-- START Provided records --

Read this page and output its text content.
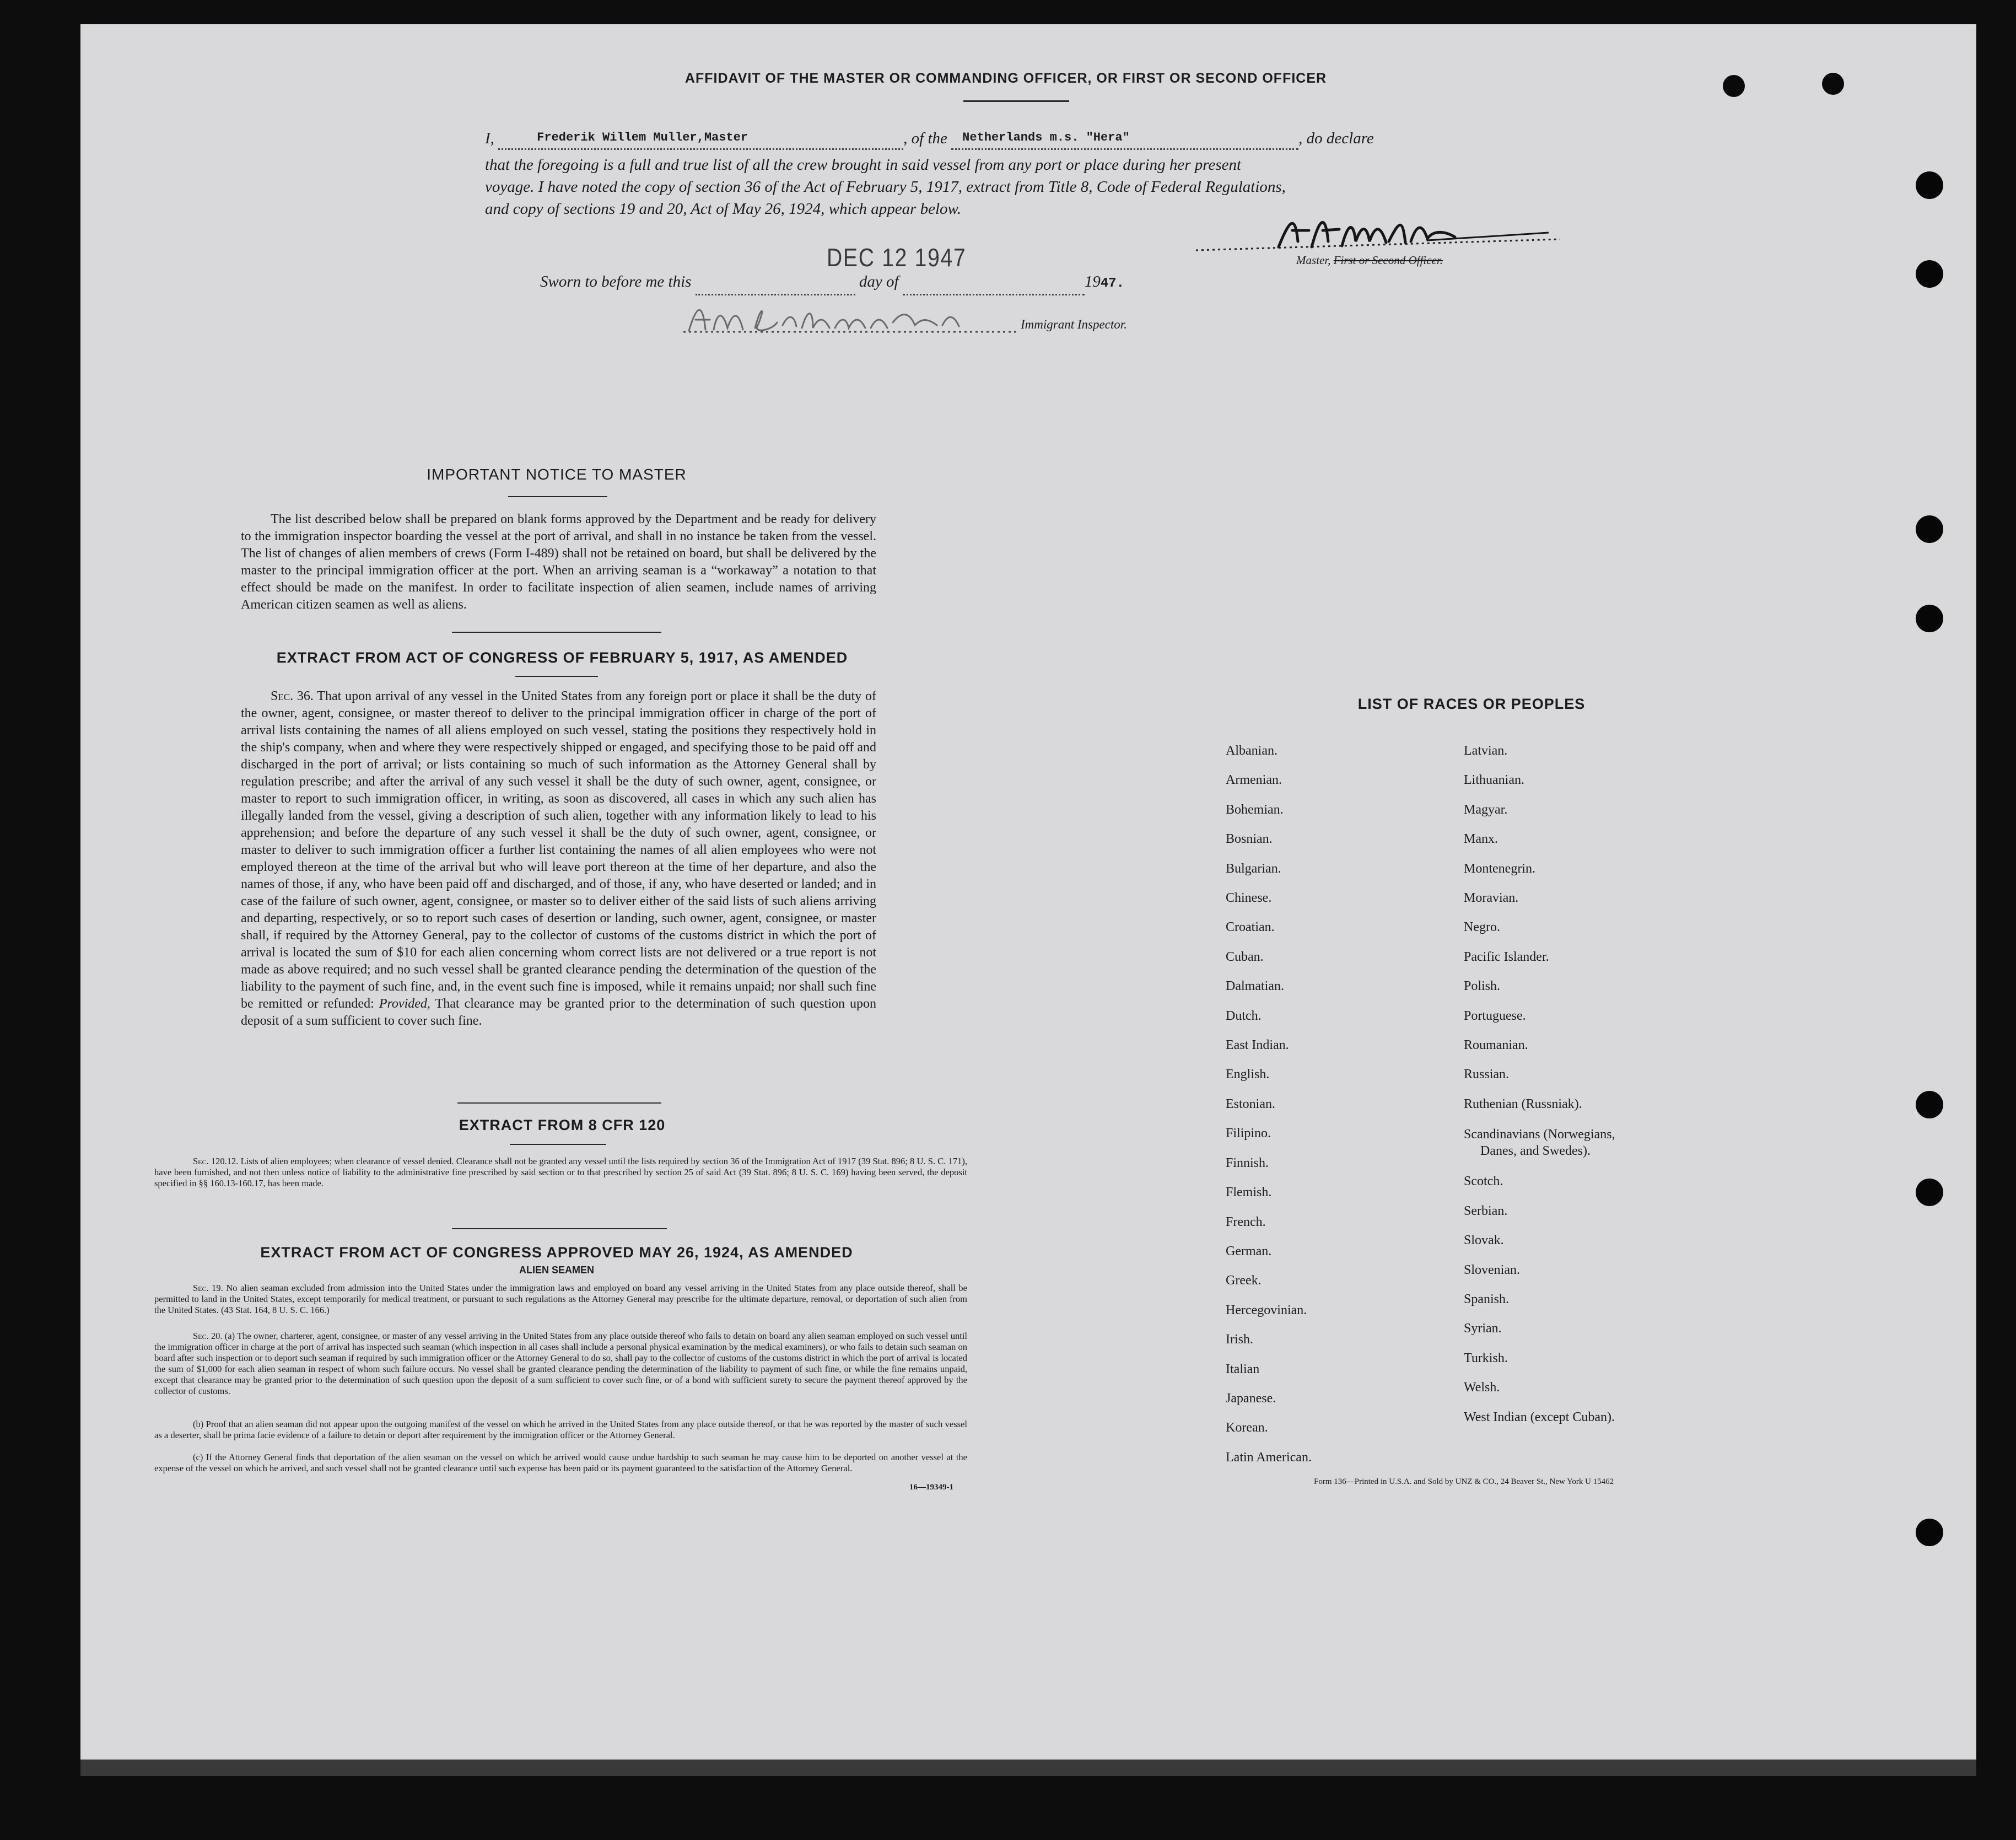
AFFIDAVIT OF THE MASTER OR COMMANDING OFFICER, OR FIRST OR SECOND OFFICER
I,	Frederik Willem Muller,Master	, of the Netherlands m.s. "Hera"	, do declare
that the foregoing is a full and true list of all the crew brought in said vessel from any port or place during her present
voyage. I have noted the copy of section 36 of the Act of February 5, 1917, extract from Title 8, Code of Federal Regulations,
and copy of sections 19 and 20, Act of May 26, 1924, which appear below.
Master, First or Second Officer.
DEC 12 1947
Sworn to before me this	day of	1947.
Immigrant Inspector.
IMPORTANT NOTICE TO MASTER
The list described below shall be prepared on blank forms approved by the Department and be ready for delivery to the immigration inspector boarding the vessel at the port of arrival, and shall in no instance be taken from the vessel. The list of changes of alien members of crews (Form I-489) shall not be retained on board, but shall be delivered by the master to the principal immigration officer at the port. When an arriving seaman is a “workaway” a notation to that effect should be made on the manifest. In order to facilitate inspection of alien seamen, include names of arriving American citizen seamen as well as aliens.
EXTRACT FROM ACT OF CONGRESS OF FEBRUARY 5, 1917, AS AMENDED
Sec. 36. That upon arrival of any vessel in the United States from any foreign port or place it shall be the duty of the owner, agent, consignee, or master thereof to deliver to the principal immigration officer in charge of the port of arrival lists containing the names of all aliens employed on such vessel, stating the positions they respectively hold in the ship's company, when and where they were respectively shipped or engaged, and specifying those to be paid off and discharged in the port of arrival; or lists containing so much of such information as the Attorney General shall by regulation prescribe; and after the arrival of any such vessel it shall be the duty of such owner, agent, consignee, or master to report to such immigration officer, in writing, as soon as discovered, all cases in which any such alien has illegally landed from the vessel, giving a description of such alien, together with any information likely to lead to his apprehension; and before the departure of any such vessel it shall be the duty of such owner, agent, consignee, or master to deliver to such immigration officer a further list containing the names of all alien employees who were not employed thereon at the time of the arrival but who will leave port thereon at the time of her departure, and also the names of those, if any, who have been paid off and discharged, and of those, if any, who have deserted or landed; and in case of the failure of such owner, agent, consignee, or master so to deliver either of the said lists of such aliens arriving and departing, respectively, or so to report such cases of desertion or landing, such owner, agent, consignee, or master shall, if required by the Attorney General, pay to the collector of customs of the customs district in which the port of arrival is located the sum of $10 for each alien concerning whom correct lists are not delivered or a true report is not made as above required; and no such vessel shall be granted clearance pending the determination of the question of the liability to the payment of such fine, and, in the event such fine is imposed, while it remains unpaid; nor shall such fine be remitted or refunded: Provided, That clearance may be granted prior to the determination of such question upon deposit of a sum sufficient to cover such fine.
EXTRACT FROM 8 CFR 120
Sec. 120.12. Lists of alien employees; when clearance of vessel denied. Clearance shall not be granted any vessel until the lists required by section 36 of the Immigration Act of 1917 (39 Stat. 896; 8 U. S. C. 171), have been furnished, and not then unless notice of liability to the administrative fine prescribed by said section or to that prescribed by section 25 of said Act (39 Stat. 896; 8 U. S. C. 169) having been served, the deposit specified in §§ 160.13-160.17, has been made.
EXTRACT FROM ACT OF CONGRESS APPROVED MAY 26, 1924, AS AMENDED
ALIEN SEAMEN
Sec. 19. No alien seaman excluded from admission into the United States under the immigration laws and employed on board any vessel arriving in the United States from any place outside thereof, shall be permitted to land in the United States, except temporarily for medical treatment, or pursuant to such regulations as the Attorney General may prescribe for the ultimate departure, removal, or deportation of such alien from the United States. (43 Stat. 164, 8 U. S. C. 166.)
Sec. 20. (a) The owner, charterer, agent, consignee, or master of any vessel arriving in the United States from any place outside thereof who fails to detain on board any alien seaman employed on such vessel until the immigration officer in charge at the port of arrival has inspected such seaman (which inspection in all cases shall include a personal physical examination by the medical examiners), or who fails to detain such seaman on board after such inspection or to deport such seaman if required by such immigration officer or the Attorney General to do so, shall pay to the collector of customs of the customs district in which the port of arrival is located the sum of $1,000 for each alien seaman in respect of whom such failure occurs. No vessel shall be granted clearance pending the determination of the liability to payment of such fine, or while the fine remains unpaid, except that clearance may be granted prior to the determination of such question upon the deposit of a sum sufficient to cover such fine, or of a bond with sufficient surety to secure the payment thereof approved by the collector of customs.
(b) Proof that an alien seaman did not appear upon the outgoing manifest of the vessel on which he arrived in the United States from any place outside thereof, or that he was reported by the master of such vessel as a deserter, shall be prima facie evidence of a failure to detain or deport after requirement by the immigration officer or the Attorney General.
(c) If the Attorney General finds that deportation of the alien seaman on the vessel on which he arrived would cause undue hardship to such seaman he may cause him to be deported on another vessel at the expense of the vessel on which he arrived, and such vessel shall not be granted clearance until such expense has been paid or its payment guaranteed to the satisfaction of the Attorney General.
16—19349-1
LIST OF RACES OR PEOPLES
Albanian.
Armenian.
Bohemian.
Bosnian.
Bulgarian.
Chinese.
Croatian.
Cuban.
Dalmatian.
Dutch.
East Indian.
English.
Estonian.
Filipino.
Finnish.
Flemish.
French.
German.
Greek.
Hercegovinian.
Irish.
Italian
Japanese.
Korean.
Latin American.
Latvian.
Lithuanian.
Magyar.
Manx.
Montenegrin.
Moravian.
Negro.
Pacific Islander.
Polish.
Portuguese.
Roumanian.
Russian.
Ruthenian (Russniak).
Scandinavians (Norwegians,
Danes, and Swedes).
Scotch.
Serbian.
Slovak.
Slovenian.
Spanish.
Syrian.
Turkish.
Welsh.
West Indian (except Cuban).
Form 136—Printed in U.S.A. and Sold by UNZ & CO., 24 Beaver St., New York U 15462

-- END Provided records --

▸ Directions
The records above are to be restated exactly, without their pictures.

▸ Solved exercise
Read this page and output its text content.
AFFIDAVIT OF THE MASTER OR COMMANDING OFFICER, OR FIRST OR SECOND OFFICER
I,	Frederik Willem Muller,Master	, of the Netherlands m.s. "Hera"	, do declare
that the foregoing is a full and true list of all the crew brought in said vessel from any port or place during her present
voyage. I have noted the copy of section 36 of the Act of February 5, 1917, extract from Title 8, Code of Federal Regulations,
and copy of sections 19 and 20, Act of May 26, 1924, which appear below.
Master, First or Second Officer.
DEC 12 1947
Sworn to before me this	day of	1947.
Immigrant Inspector.
IMPORTANT NOTICE TO MASTER
The list described below shall be prepared on blank forms approved by the Department and be ready for delivery to the immigration inspector boarding the vessel at the port of arrival, and shall in no instance be taken from the vessel. The list of changes of alien members of crews (Form I-489) shall not be retained on board, but shall be delivered by the master to the principal immigration officer at the port. When an arriving seaman is a “workaway” a notation to that effect should be made on the manifest. In order to facilitate inspection of alien seamen, include names of arriving American citizen seamen as well as aliens.
EXTRACT FROM ACT OF CONGRESS OF FEBRUARY 5, 1917, AS AMENDED
Sec. 36. That upon arrival of any vessel in the United States from any foreign port or place it shall be the duty of the owner, agent, consignee, or master thereof to deliver to the principal immigration officer in charge of the port of arrival lists containing the names of all aliens employed on such vessel, stating the positions they respectively hold in the ship's company, when and where they were respectively shipped or engaged, and specifying those to be paid off and discharged in the port of arrival; or lists containing so much of such information as the Attorney General shall by regulation prescribe; and after the arrival of any such vessel it shall be the duty of such owner, agent, consignee, or master to report to such immigration officer, in writing, as soon as discovered, all cases in which any such alien has illegally landed from the vessel, giving a description of such alien, together with any information likely to lead to his apprehension; and before the departure of any such vessel it shall be the duty of such owner, agent, consignee, or master to deliver to such immigration officer a further list containing the names of all alien employees who were not employed thereon at the time of the arrival but who will leave port thereon at the time of her departure, and also the names of those, if any, who have been paid off and discharged, and of those, if any, who have deserted or landed; and in case of the failure of such owner, agent, consignee, or master so to deliver either of the said lists of such aliens arriving and departing, respectively, or so to report such cases of desertion or landing, such owner, agent, consignee, or master shall, if required by the Attorney General, pay to the collector of customs of the customs district in which the port of arrival is located the sum of $10 for each alien concerning whom correct lists are not delivered or a true report is not made as above required; and no such vessel shall be granted clearance pending the determination of the question of the liability to the payment of such fine, and, in the event such fine is imposed, while it remains unpaid; nor shall such fine be remitted or refunded: Provided, That clearance may be granted prior to the determination of such question upon deposit of a sum sufficient to cover such fine.
EXTRACT FROM 8 CFR 120
Sec. 120.12. Lists of alien employees; when clearance of vessel denied. Clearance shall not be granted any vessel until the lists required by section 36 of the Immigration Act of 1917 (39 Stat. 896; 8 U. S. C. 171), have been furnished, and not then unless notice of liability to the administrative fine prescribed by said section or to that prescribed by section 25 of said Act (39 Stat. 896; 8 U. S. C. 169) having been served, the deposit specified in §§ 160.13-160.17, has been made.
EXTRACT FROM ACT OF CONGRESS APPROVED MAY 26, 1924, AS AMENDED
ALIEN SEAMEN
Sec. 19. No alien seaman excluded from admission into the United States under the immigration laws and employed on board any vessel arriving in the United States from any place outside thereof, shall be permitted to land in the United States, except temporarily for medical treatment, or pursuant to such regulations as the Attorney General may prescribe for the ultimate departure, removal, or deportation of such alien from the United States. (43 Stat. 164, 8 U. S. C. 166.)
Sec. 20. (a) The owner, charterer, agent, consignee, or master of any vessel arriving in the United States from any place outside thereof who fails to detain on board any alien seaman employed on such vessel until the immigration officer in charge at the port of arrival has inspected such seaman (which inspection in all cases shall include a personal physical examination by the medical examiners), or who fails to detain such seaman on board after such inspection or to deport such seaman if required by such immigration officer or the Attorney General to do so, shall pay to the collector of customs of the customs district in which the port of arrival is located the sum of $1,000 for each alien seaman in respect of whom such failure occurs. No vessel shall be granted clearance pending the determination of the liability to payment of such fine, or while the fine remains unpaid, except that clearance may be granted prior to the determination of such question upon the deposit of a sum sufficient to cover such fine, or of a bond with sufficient surety to secure the payment thereof approved by the collector of customs.
(b) Proof that an alien seaman did not appear upon the outgoing manifest of the vessel on which he arrived in the United States from any place outside thereof, or that he was reported by the master of such vessel as a deserter, shall be prima facie evidence of a failure to detain or deport after requirement by the immigration officer or the Attorney General.
(c) If the Attorney General finds that deportation of the alien seaman on the vessel on which he arrived would cause undue hardship to such seaman he may cause him to be deported on another vessel at the expense of the vessel on which he arrived, and such vessel shall not be granted clearance until such expense has been paid or its payment guaranteed to the satisfaction of the Attorney General.
16—19349-1
LIST OF RACES OR PEOPLES
Albanian.
Armenian.
Bohemian.
Bosnian.
Bulgarian.
Chinese.
Croatian.
Cuban.
Dalmatian.
Dutch.
East Indian.
English.
Estonian.
Filipino.
Finnish.
Flemish.
French.
German.
Greek.
Hercegovinian.
Irish.
Italian
Japanese.
Korean.
Latin American.
Latvian.
Lithuanian.
Magyar.
Manx.
Montenegrin.
Moravian.
Negro.
Pacific Islander.
Polish.
Portuguese.
Roumanian.
Russian.
Ruthenian (Russniak).
Scandinavians (Norwegians,
Danes, and Swedes).
Scotch.
Serbian.
Slovak.
Slovenian.
Spanish.
Syrian.
Turkish.
Welsh.
West Indian (except Cuban).
Form 136—Printed in U.S.A. and Sold by UNZ & CO., 24 Beaver St., New York U 15462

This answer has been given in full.